* **SET TASK**: Reproduce every line below verbatim, leaving out the pictures.

[Start]

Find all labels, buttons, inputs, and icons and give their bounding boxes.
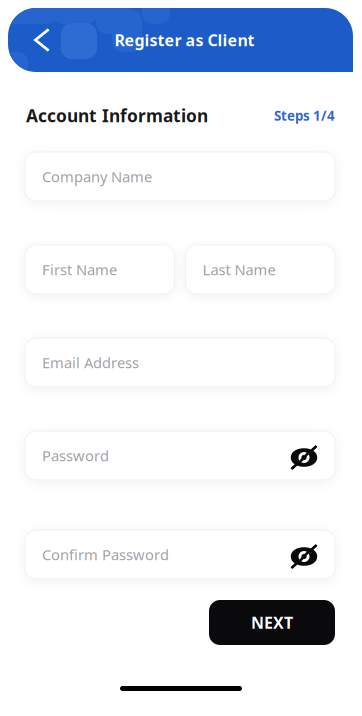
button[interactable]: NEXT <box>209 600 335 645</box>
staticText: Email Address <box>42 353 139 372</box>
staticText: First Name <box>42 260 117 279</box>
button[interactable]: Back <box>22 8 62 72</box>
button[interactable]: Show password <box>290 542 318 568</box>
staticText: Account Information <box>26 104 208 127</box>
button[interactable]: Show password <box>290 442 318 468</box>
staticText: Steps 1/4 <box>274 107 335 124</box>
staticText: Company Name <box>42 167 152 186</box>
staticText: Register as Client <box>114 29 254 51</box>
staticText: NEXT <box>251 612 293 633</box>
staticText: Confirm Password <box>42 545 169 564</box>
staticText: Last Name <box>202 260 276 279</box>
staticText: Password <box>42 446 109 465</box>
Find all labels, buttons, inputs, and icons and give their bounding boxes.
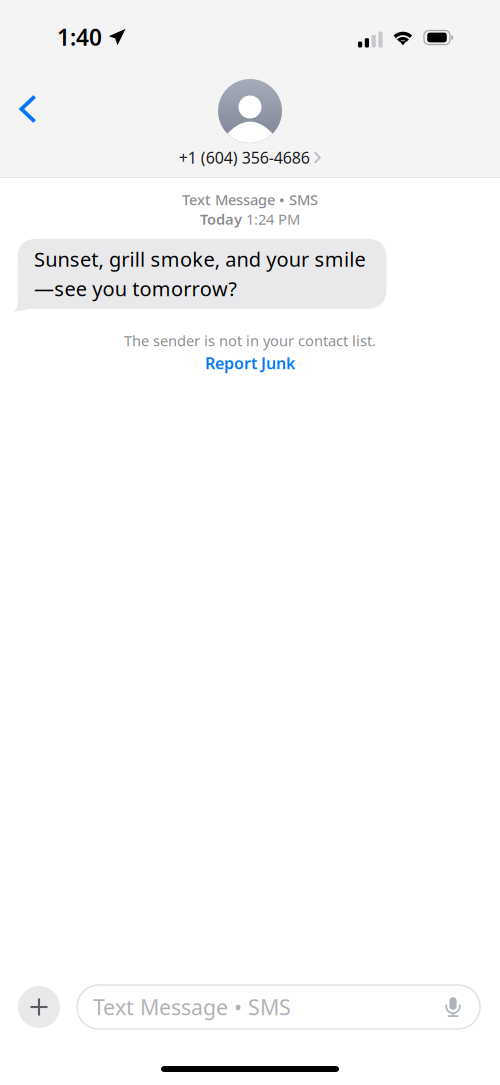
button[interactable]: +1 (604) 356-4686 bbox=[179, 79, 321, 168]
button[interactable]: Back bbox=[5, 86, 51, 132]
staticText: Sunset, grill smoke, and your smile —see… bbox=[34, 246, 366, 302]
staticText: Text Message • SMS bbox=[93, 993, 291, 1021]
button[interactable]: Dictate bbox=[438, 990, 468, 1024]
staticText: +1 (604) 356-4686 bbox=[179, 147, 310, 168]
staticText: Today 1:24 PM bbox=[200, 209, 300, 229]
staticText: 1:40 bbox=[57, 22, 102, 52]
staticText: The sender is not in your contact list. bbox=[124, 331, 376, 350]
button[interactable]: Report Junk bbox=[205, 352, 295, 374]
button[interactable]: Add attachment bbox=[18, 986, 60, 1028]
staticText: Report Junk bbox=[205, 352, 295, 374]
staticText: Text Message • SMS bbox=[182, 190, 318, 209]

[End]

* **ANSWER TO THIS PROBLEM**:
Find all labels, buttons, inputs, and icons and give their bounding boxes.
button[interactable]: NEXT <box>209 600 335 645</box>
staticText: Email Address <box>42 353 139 372</box>
staticText: First Name <box>42 260 117 279</box>
button[interactable]: Back <box>22 8 62 72</box>
button[interactable]: Show password <box>290 542 318 568</box>
staticText: Account Information <box>26 104 208 127</box>
button[interactable]: Show password <box>290 442 318 468</box>
staticText: Steps 1/4 <box>274 107 335 124</box>
staticText: Company Name <box>42 167 152 186</box>
staticText: Register as Client <box>114 29 254 51</box>
staticText: NEXT <box>251 612 293 633</box>
staticText: Confirm Password <box>42 545 169 564</box>
staticText: Last Name <box>202 260 276 279</box>
staticText: Password <box>42 446 109 465</box>
Find all labels, buttons, inputs, and icons and give their bounding boxes.
button[interactable]: +1 (604) 356-4686 bbox=[179, 79, 321, 168]
button[interactable]: Back bbox=[5, 86, 51, 132]
staticText: Sunset, grill smoke, and your smile —see… bbox=[34, 246, 366, 302]
staticText: Text Message • SMS bbox=[93, 993, 291, 1021]
button[interactable]: Dictate bbox=[438, 990, 468, 1024]
staticText: +1 (604) 356-4686 bbox=[179, 147, 310, 168]
staticText: Today 1:24 PM bbox=[200, 209, 300, 229]
staticText: 1:40 bbox=[57, 22, 102, 52]
staticText: The sender is not in your contact list. bbox=[124, 331, 376, 350]
button[interactable]: Report Junk bbox=[205, 352, 295, 374]
button[interactable]: Add attachment bbox=[18, 986, 60, 1028]
staticText: Report Junk bbox=[205, 352, 295, 374]
staticText: Text Message • SMS bbox=[182, 190, 318, 209]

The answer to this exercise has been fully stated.